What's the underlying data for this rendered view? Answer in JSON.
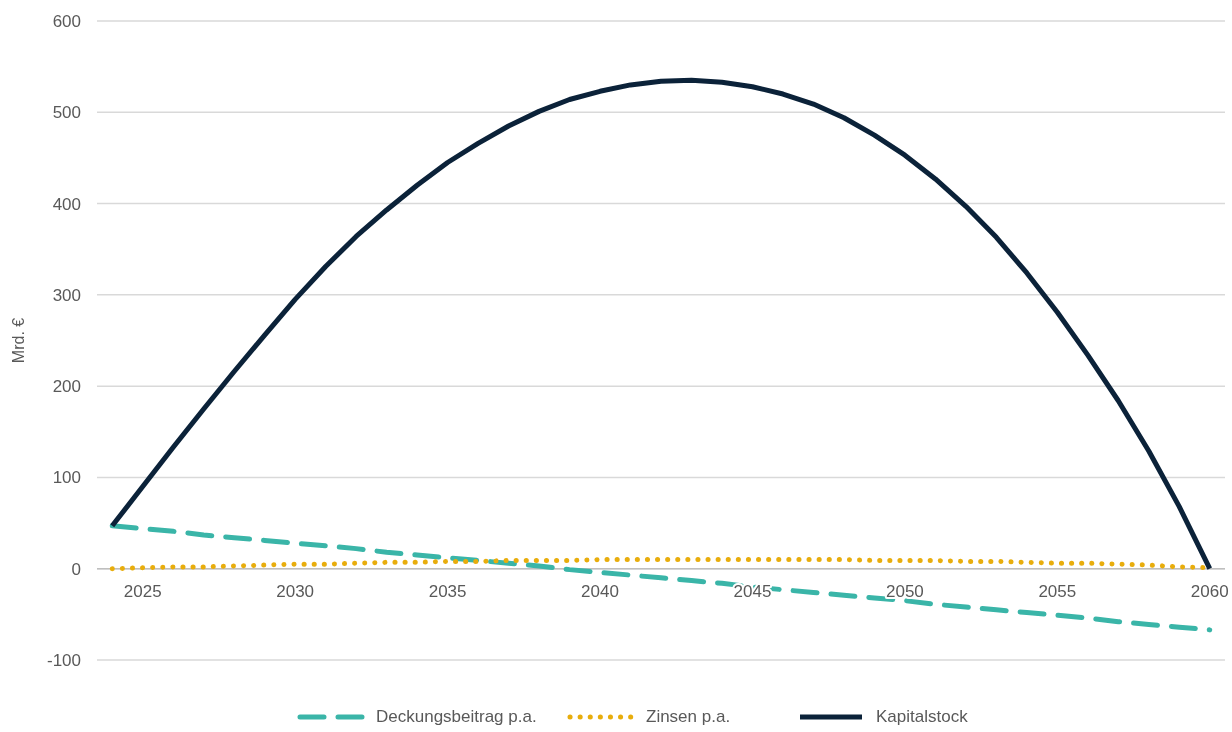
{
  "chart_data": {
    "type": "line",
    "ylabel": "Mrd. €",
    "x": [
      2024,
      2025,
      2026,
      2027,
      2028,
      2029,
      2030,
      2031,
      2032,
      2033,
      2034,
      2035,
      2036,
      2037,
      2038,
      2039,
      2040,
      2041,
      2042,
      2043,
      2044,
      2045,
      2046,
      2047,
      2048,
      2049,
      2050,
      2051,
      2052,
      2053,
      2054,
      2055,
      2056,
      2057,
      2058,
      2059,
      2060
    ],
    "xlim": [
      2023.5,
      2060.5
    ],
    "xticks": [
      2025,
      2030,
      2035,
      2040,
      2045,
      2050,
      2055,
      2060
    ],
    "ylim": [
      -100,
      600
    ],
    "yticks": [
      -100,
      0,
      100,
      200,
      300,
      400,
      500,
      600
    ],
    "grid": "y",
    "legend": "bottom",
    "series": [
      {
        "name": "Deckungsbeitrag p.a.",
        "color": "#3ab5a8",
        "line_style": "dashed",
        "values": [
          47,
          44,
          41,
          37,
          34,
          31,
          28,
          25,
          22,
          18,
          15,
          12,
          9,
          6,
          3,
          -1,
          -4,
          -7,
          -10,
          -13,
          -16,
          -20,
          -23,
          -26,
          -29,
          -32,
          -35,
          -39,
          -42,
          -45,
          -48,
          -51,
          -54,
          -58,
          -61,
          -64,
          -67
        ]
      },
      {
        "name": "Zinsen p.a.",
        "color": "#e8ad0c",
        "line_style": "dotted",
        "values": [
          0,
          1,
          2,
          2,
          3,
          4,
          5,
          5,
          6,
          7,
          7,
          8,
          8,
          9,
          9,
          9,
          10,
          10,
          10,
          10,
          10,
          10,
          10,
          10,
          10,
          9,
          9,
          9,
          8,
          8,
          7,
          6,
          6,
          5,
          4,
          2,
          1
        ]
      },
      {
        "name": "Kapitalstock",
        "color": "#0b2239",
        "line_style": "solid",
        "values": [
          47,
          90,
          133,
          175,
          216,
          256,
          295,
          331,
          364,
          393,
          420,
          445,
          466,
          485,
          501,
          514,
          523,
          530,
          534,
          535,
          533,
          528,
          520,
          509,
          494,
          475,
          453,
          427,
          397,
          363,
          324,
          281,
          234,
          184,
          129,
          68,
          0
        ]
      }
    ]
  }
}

* * *

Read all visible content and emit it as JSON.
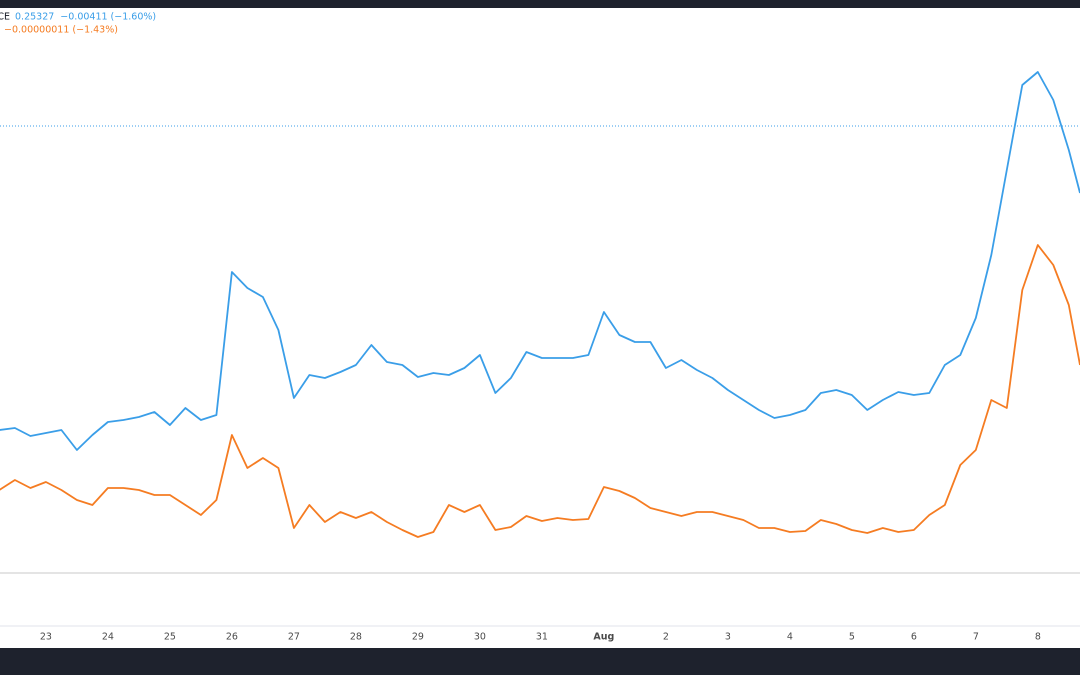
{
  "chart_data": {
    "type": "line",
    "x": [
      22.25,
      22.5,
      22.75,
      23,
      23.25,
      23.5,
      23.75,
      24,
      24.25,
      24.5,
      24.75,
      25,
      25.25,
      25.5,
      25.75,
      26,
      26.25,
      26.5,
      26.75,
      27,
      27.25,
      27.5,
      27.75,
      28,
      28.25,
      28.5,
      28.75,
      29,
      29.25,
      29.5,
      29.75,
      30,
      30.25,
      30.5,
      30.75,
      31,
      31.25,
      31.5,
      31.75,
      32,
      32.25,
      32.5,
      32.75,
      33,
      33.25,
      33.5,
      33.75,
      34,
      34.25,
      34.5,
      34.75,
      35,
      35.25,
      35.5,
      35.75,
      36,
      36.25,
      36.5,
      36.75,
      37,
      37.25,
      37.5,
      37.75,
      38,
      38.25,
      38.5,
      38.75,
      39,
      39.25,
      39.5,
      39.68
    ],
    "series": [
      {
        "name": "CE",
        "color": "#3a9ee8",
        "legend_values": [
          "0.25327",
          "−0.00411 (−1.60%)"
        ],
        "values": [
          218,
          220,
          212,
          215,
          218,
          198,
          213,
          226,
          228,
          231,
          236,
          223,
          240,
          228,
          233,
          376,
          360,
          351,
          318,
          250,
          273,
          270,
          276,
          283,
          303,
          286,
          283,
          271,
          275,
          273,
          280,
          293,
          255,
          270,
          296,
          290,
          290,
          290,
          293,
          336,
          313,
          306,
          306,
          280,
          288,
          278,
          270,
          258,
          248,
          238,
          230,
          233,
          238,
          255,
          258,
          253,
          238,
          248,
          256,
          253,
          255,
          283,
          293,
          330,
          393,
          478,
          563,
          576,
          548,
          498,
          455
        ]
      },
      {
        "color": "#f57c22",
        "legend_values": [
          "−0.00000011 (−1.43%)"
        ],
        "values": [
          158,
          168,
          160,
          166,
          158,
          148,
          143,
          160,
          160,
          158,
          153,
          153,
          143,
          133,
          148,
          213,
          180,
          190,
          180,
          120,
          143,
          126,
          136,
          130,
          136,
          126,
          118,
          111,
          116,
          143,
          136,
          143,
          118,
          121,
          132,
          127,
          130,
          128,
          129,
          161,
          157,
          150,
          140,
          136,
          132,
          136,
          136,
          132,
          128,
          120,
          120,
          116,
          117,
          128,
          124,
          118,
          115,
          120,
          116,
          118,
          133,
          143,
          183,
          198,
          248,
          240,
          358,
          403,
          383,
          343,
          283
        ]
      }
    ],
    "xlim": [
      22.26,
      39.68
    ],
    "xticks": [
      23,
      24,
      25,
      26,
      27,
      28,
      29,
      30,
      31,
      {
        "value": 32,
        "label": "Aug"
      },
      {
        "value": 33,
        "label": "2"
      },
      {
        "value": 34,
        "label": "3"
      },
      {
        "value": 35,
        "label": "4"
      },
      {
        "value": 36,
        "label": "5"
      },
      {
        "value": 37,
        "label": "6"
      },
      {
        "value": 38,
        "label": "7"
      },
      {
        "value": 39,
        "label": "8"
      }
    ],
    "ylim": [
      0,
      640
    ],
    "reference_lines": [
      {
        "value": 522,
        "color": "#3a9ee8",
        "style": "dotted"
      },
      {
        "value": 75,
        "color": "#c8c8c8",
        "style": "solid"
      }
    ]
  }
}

==

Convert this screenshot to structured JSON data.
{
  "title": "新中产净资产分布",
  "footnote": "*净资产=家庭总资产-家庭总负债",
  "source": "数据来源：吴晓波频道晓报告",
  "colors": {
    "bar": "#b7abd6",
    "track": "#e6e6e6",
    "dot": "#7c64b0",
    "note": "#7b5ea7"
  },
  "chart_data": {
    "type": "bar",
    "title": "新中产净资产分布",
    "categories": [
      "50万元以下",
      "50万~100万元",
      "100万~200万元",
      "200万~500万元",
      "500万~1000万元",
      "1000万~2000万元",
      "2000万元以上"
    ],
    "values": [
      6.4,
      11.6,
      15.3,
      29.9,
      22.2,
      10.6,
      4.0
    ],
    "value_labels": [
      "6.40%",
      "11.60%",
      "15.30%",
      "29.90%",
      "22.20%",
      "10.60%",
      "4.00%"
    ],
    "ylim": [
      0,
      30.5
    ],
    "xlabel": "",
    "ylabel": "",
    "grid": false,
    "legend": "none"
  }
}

- TASK PROMPT -
Take every line from the data that contains the word "JSON".

- THE COMPLETED TASK -
What's the underlying data for this rendered view? Answer in JSON.
Read all visible content and emit it as JSON.
Convert this screenshot to structured JSON data.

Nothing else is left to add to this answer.